* [TASK INSTRUCTIONS]
Lay out every line of the entries below as a JSON list of strings, one string per line, leaving out any blank lines.

* [EXCERPTED DATA]

►

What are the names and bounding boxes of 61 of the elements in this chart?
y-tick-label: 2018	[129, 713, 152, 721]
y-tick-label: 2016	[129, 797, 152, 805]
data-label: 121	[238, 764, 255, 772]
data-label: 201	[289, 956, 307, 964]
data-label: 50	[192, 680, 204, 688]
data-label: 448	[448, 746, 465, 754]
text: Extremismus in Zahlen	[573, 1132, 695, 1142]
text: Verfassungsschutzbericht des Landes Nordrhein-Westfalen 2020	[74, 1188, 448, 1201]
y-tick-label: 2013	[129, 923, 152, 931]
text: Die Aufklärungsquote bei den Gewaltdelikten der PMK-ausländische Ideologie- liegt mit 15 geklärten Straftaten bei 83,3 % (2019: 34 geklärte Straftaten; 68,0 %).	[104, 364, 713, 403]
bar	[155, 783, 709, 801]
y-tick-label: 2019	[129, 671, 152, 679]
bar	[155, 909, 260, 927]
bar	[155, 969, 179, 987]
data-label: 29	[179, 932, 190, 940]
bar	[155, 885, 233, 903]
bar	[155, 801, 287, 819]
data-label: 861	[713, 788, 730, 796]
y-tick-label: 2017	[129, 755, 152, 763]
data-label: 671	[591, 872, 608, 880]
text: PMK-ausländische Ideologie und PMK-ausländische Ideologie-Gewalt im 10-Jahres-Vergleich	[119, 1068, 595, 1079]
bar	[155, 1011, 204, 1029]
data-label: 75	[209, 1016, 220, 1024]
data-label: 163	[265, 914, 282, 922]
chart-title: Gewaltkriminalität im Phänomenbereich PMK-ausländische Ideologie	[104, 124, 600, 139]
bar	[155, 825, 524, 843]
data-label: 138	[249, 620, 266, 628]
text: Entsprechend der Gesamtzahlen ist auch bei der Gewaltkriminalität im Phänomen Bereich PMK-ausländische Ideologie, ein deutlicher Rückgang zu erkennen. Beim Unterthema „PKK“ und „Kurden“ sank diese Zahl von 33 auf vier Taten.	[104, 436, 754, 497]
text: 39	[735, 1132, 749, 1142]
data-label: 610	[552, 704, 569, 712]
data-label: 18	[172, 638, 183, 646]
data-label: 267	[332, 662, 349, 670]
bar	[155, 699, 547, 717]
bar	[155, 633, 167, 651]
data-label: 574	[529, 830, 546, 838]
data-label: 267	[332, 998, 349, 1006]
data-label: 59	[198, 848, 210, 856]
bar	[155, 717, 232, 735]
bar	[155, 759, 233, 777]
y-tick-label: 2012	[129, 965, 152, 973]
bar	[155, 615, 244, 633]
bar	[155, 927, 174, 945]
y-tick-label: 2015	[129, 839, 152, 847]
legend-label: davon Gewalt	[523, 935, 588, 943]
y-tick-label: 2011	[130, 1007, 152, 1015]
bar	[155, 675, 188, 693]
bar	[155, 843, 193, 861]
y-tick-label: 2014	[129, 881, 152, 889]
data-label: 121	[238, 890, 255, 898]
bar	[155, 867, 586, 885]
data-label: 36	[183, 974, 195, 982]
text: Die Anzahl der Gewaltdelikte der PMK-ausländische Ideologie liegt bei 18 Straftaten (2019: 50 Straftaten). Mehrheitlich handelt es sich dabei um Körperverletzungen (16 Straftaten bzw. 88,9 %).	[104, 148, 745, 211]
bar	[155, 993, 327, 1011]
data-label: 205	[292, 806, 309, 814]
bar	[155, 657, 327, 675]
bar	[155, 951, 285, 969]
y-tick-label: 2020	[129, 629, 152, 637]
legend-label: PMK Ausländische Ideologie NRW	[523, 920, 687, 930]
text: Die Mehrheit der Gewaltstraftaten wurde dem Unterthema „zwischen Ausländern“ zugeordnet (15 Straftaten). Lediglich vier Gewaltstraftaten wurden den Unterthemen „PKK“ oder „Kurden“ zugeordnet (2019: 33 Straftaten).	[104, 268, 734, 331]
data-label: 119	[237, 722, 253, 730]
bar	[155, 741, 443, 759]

◄

* [WORKED SOLUTION]
[
  "What are the names and bounding boxes of 61 of the elements in this chart?",
  "y-tick-label: 2018\t[129, 713, 152, 721]",
  "y-tick-label: 2016\t[129, 797, 152, 805]",
  "data-label: 121\t[238, 764, 255, 772]",
  "data-label: 201\t[289, 956, 307, 964]",
  "data-label: 50\t[192, 680, 204, 688]",
  "data-label: 448\t[448, 746, 465, 754]",
  "text: Extremismus in Zahlen\t[573, 1132, 695, 1142]",
  "text: Verfassungsschutzbericht des Landes Nordrhein-Westfalen 2020\t[74, 1188, 448, 1201]",
  "y-tick-label: 2013\t[129, 923, 152, 931]",
  "text: Die Aufklärungsquote bei den Gewaltdelikten der PMK-ausländische Ideologie- liegt mit 15 geklärten Straftaten bei 83,3 % (2019: 34 geklärte Straftaten; 68,0 %).\t[104, 364, 713, 403]",
  "bar\t[155, 783, 709, 801]",
  "y-tick-label: 2019\t[129, 671, 152, 679]",
  "bar\t[155, 909, 260, 927]",
  "bar\t[155, 969, 179, 987]",
  "data-label: 29\t[179, 932, 190, 940]",
  "bar\t[155, 885, 233, 903]",
  "bar\t[155, 801, 287, 819]",
  "data-label: 861\t[713, 788, 730, 796]",
  "y-tick-label: 2017\t[129, 755, 152, 763]",
  "data-label: 671\t[591, 872, 608, 880]",
  "text: PMK-ausländische Ideologie und PMK-ausländische Ideologie-Gewalt im 10-Jahres-Vergleich\t[119, 1068, 595, 1079]",
  "bar\t[155, 1011, 204, 1029]",
  "data-label: 75\t[209, 1016, 220, 1024]",
  "data-label: 163\t[265, 914, 282, 922]",
  "chart-title: Gewaltkriminalität im Phänomenbereich PMK-ausländische Ideologie\t[104, 124, 600, 139]",
  "bar\t[155, 825, 524, 843]",
  "data-label: 138\t[249, 620, 266, 628]",
  "text: Entsprechend der Gesamtzahlen ist auch bei der Gewaltkriminalität im Phänomen Bereich PMK-ausländische Ideologie, ein deutlicher Rückgang zu erkennen. Beim Unterthema „PKK“ und „Kurden“ sank diese Zahl von 33 auf vier Taten.\t[104, 436, 754, 497]",
  "text: 39\t[735, 1132, 749, 1142]",
  "data-label: 610\t[552, 704, 569, 712]",
  "data-label: 18\t[172, 638, 183, 646]",
  "data-label: 267\t[332, 662, 349, 670]",
  "bar\t[155, 699, 547, 717]",
  "bar\t[155, 633, 167, 651]",
  "data-label: 574\t[529, 830, 546, 838]",
  "data-label: 267\t[332, 998, 349, 1006]",
  "data-label: 59\t[198, 848, 210, 856]",
  "bar\t[155, 717, 232, 735]",
  "bar\t[155, 759, 233, 777]",
  "y-tick-label: 2012\t[129, 965, 152, 973]",
  "bar\t[155, 615, 244, 633]",
  "bar\t[155, 927, 174, 945]",
  "y-tick-label: 2015\t[129, 839, 152, 847]",
  "legend-label: davon Gewalt\t[523, 935, 588, 943]",
  "y-tick-label: 2011\t[130, 1007, 152, 1015]",
  "bar\t[155, 675, 188, 693]",
  "bar\t[155, 843, 193, 861]",
  "y-tick-label: 2014\t[129, 881, 152, 889]",
  "data-label: 121\t[238, 890, 255, 898]",
  "bar\t[155, 867, 586, 885]",
  "data-label: 36\t[183, 974, 195, 982]",
  "text: Die Anzahl der Gewaltdelikte der PMK-ausländische Ideologie liegt bei 18 Straftaten (2019: 50 Straftaten). Mehrheitlich handelt es sich dabei um Körperverletzungen (16 Straftaten bzw. 88,9 %).\t[104, 148, 745, 211]",
  "bar\t[155, 993, 327, 1011]",
  "data-label: 205\t[292, 806, 309, 814]",
  "bar\t[155, 657, 327, 675]",
  "bar\t[155, 951, 285, 969]",
  "y-tick-label: 2020\t[129, 629, 152, 637]",
  "legend-label: PMK Ausländische Ideologie NRW\t[523, 920, 687, 930]",
  "text: Die Mehrheit der Gewaltstraftaten wurde dem Unterthema „zwischen Ausländern“ zugeordnet (15 Straftaten). Lediglich vier Gewaltstraftaten wurden den Unterthemen „PKK“ oder „Kurden“ zugeordnet (2019: 33 Straftaten).\t[104, 268, 734, 331]",
  "data-label: 119\t[237, 722, 253, 730]",
  "bar\t[155, 741, 443, 759]"
]